(Entries taken from a collection)
══════════════════════════════

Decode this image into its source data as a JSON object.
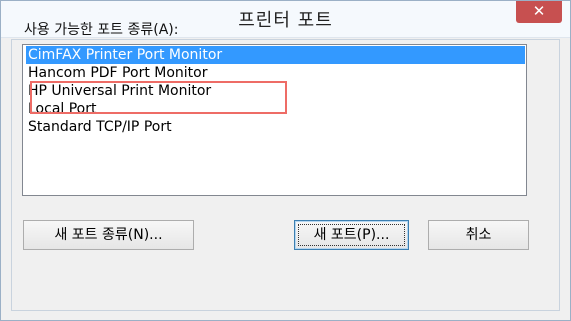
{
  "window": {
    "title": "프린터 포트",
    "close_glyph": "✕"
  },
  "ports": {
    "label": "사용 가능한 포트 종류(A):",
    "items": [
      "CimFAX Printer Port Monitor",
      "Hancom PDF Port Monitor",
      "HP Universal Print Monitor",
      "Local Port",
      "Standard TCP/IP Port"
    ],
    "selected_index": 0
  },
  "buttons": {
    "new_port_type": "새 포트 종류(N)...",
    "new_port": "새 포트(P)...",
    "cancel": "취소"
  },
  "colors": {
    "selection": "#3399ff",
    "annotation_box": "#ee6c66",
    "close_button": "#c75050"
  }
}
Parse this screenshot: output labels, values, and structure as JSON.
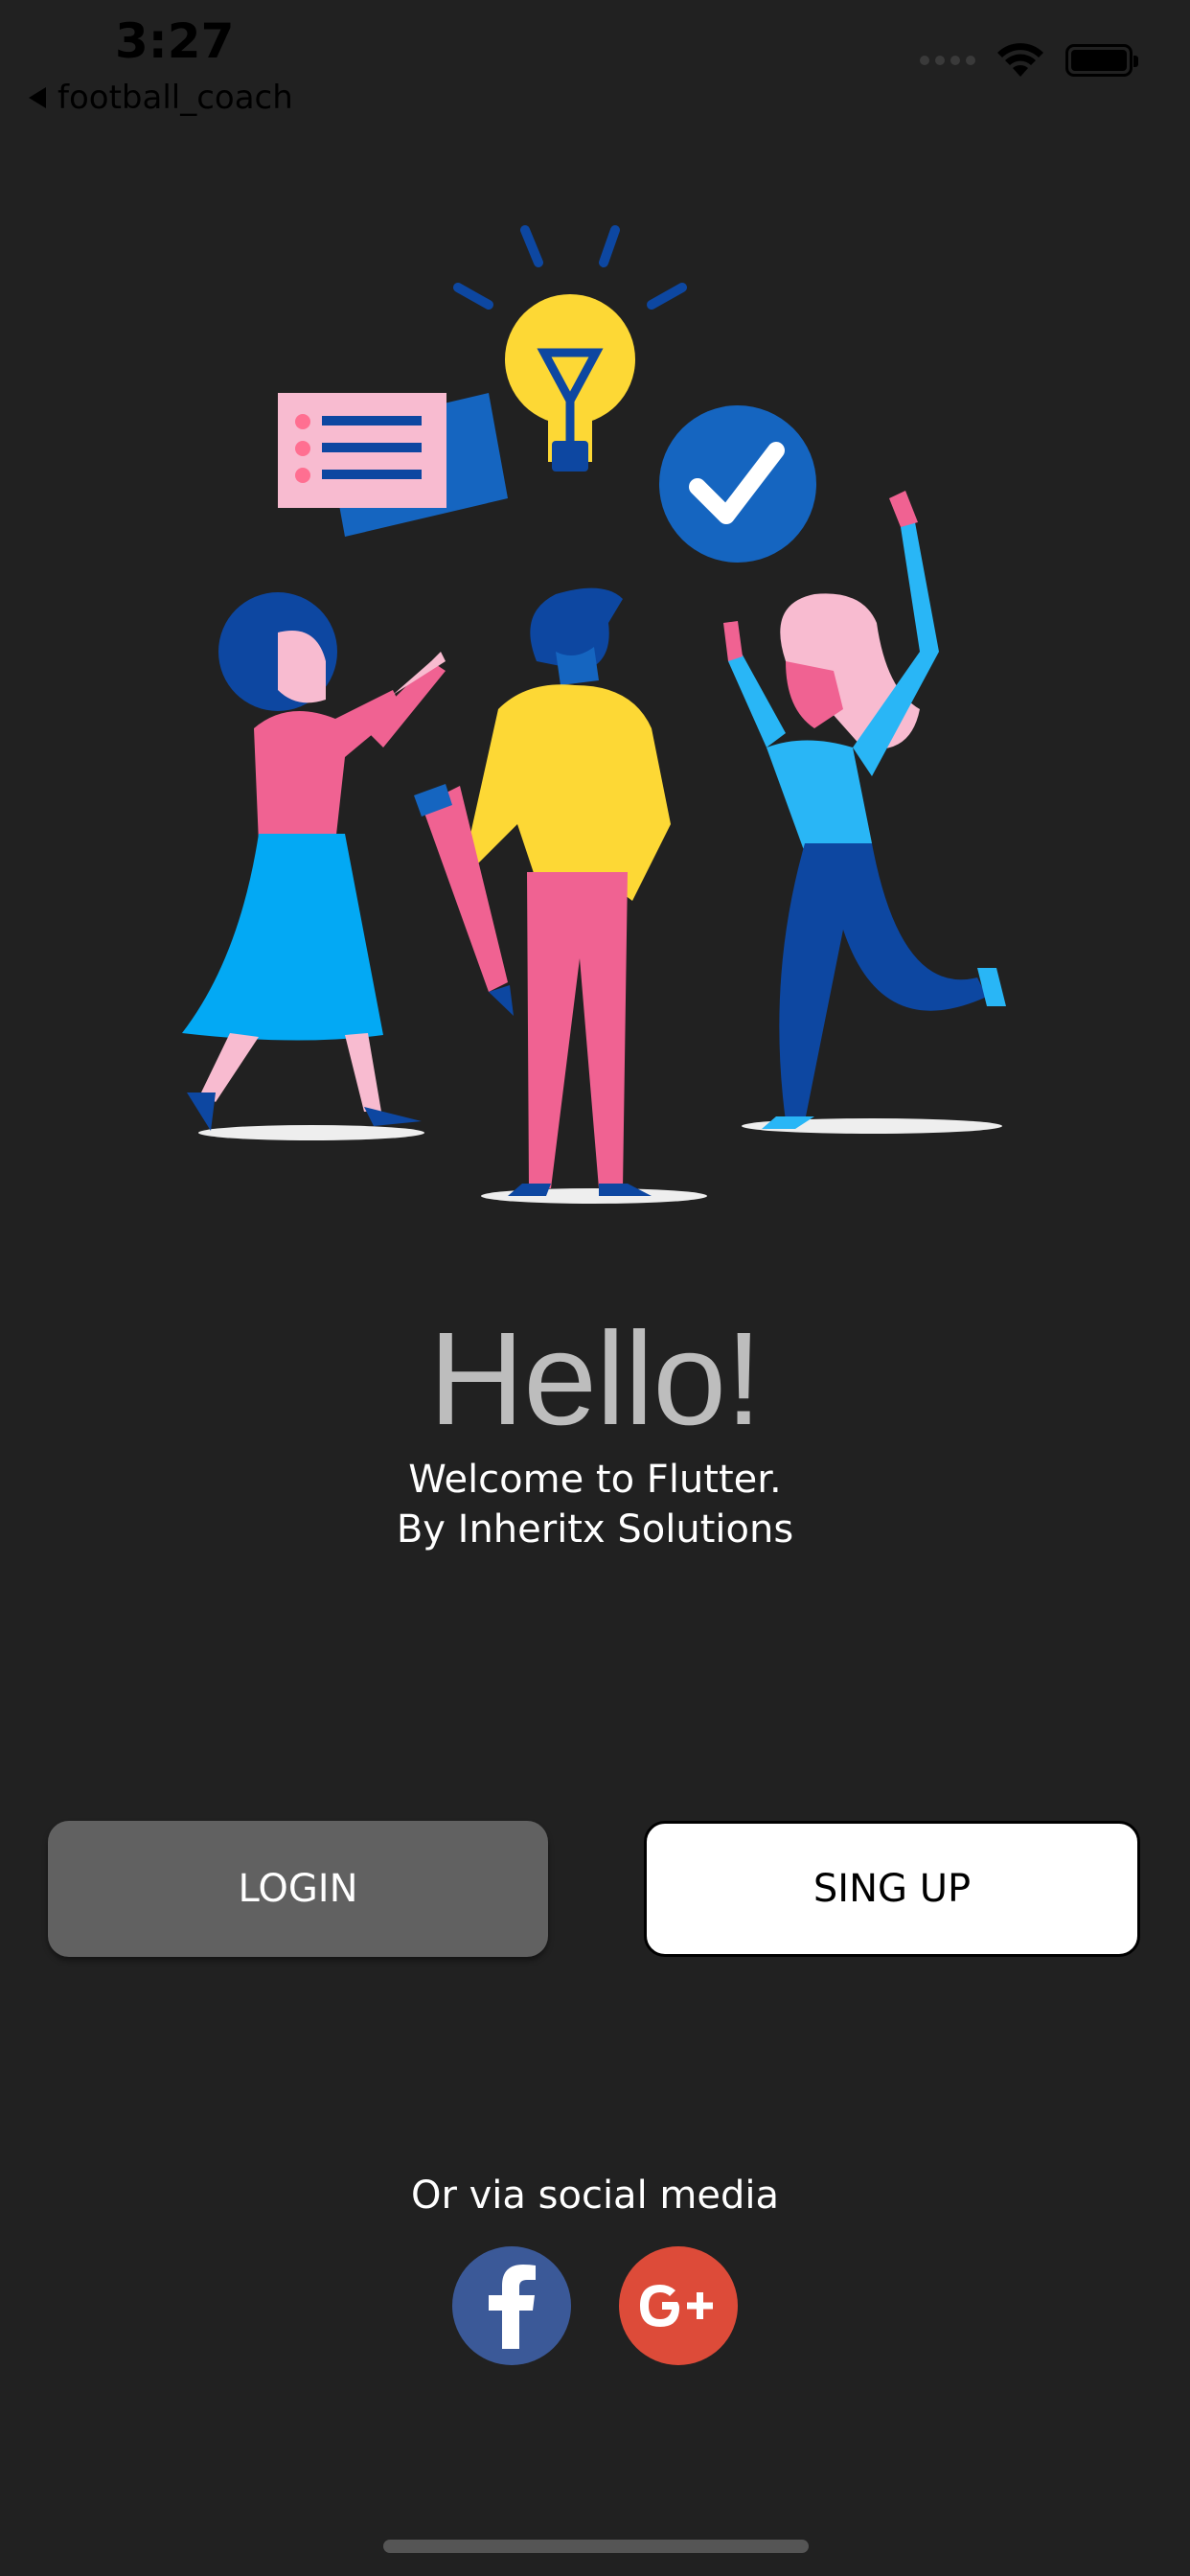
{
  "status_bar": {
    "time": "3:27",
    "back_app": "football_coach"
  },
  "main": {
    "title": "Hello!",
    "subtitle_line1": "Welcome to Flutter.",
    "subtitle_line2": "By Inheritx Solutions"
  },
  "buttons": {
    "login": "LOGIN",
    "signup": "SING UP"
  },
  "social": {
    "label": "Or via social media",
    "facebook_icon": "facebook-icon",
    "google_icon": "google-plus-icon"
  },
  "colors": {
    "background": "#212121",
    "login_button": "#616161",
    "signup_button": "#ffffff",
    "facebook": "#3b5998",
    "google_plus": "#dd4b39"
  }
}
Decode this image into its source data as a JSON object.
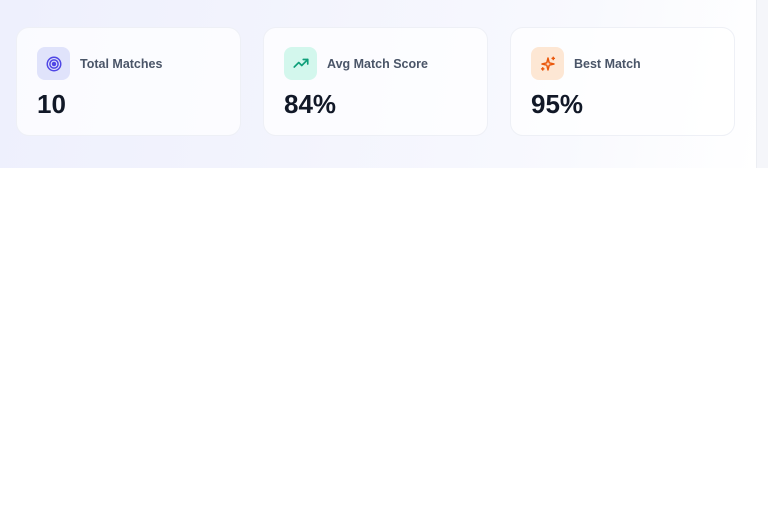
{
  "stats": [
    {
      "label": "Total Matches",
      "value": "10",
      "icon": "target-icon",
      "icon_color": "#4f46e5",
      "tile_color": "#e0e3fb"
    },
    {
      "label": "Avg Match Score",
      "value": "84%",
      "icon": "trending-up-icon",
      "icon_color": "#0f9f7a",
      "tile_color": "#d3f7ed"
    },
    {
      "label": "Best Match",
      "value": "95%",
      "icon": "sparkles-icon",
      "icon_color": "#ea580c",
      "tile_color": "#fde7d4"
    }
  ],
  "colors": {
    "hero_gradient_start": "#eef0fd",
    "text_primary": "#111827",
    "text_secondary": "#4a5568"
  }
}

══════════════════════════════

## Work to be completed
Copy all the data exactly as written, but skip any picture.

## Answer to this problem
Decode this image into its source data as a JSON object.
{
  "window": {
    "title": "프린터 포트",
    "close_glyph": "✕"
  },
  "ports": {
    "label": "사용 가능한 포트 종류(A):",
    "items": [
      "CimFAX Printer Port Monitor",
      "Hancom PDF Port Monitor",
      "HP Universal Print Monitor",
      "Local Port",
      "Standard TCP/IP Port"
    ],
    "selected_index": 0
  },
  "buttons": {
    "new_port_type": "새 포트 종류(N)...",
    "new_port": "새 포트(P)...",
    "cancel": "취소"
  },
  "colors": {
    "selection": "#3399ff",
    "annotation_box": "#ee6c66",
    "close_button": "#c75050"
  }
}
Parse this screenshot: output labels, values, and structure as JSON.
{
  "status_bar": {
    "time": "3:27",
    "back_app": "football_coach"
  },
  "main": {
    "title": "Hello!",
    "subtitle_line1": "Welcome to Flutter.",
    "subtitle_line2": "By Inheritx Solutions"
  },
  "buttons": {
    "login": "LOGIN",
    "signup": "SING UP"
  },
  "social": {
    "label": "Or via social media",
    "facebook_icon": "facebook-icon",
    "google_icon": "google-plus-icon"
  },
  "colors": {
    "background": "#212121",
    "login_button": "#616161",
    "signup_button": "#ffffff",
    "facebook": "#3b5998",
    "google_plus": "#dd4b39"
  }
}
Decode this image into its source data as a JSON object.
{
  "stats": [
    {
      "label": "Total Matches",
      "value": "10",
      "icon": "target-icon",
      "icon_color": "#4f46e5",
      "tile_color": "#e0e3fb"
    },
    {
      "label": "Avg Match Score",
      "value": "84%",
      "icon": "trending-up-icon",
      "icon_color": "#0f9f7a",
      "tile_color": "#d3f7ed"
    },
    {
      "label": "Best Match",
      "value": "95%",
      "icon": "sparkles-icon",
      "icon_color": "#ea580c",
      "tile_color": "#fde7d4"
    }
  ],
  "colors": {
    "hero_gradient_start": "#eef0fd",
    "text_primary": "#111827",
    "text_secondary": "#4a5568"
  }
}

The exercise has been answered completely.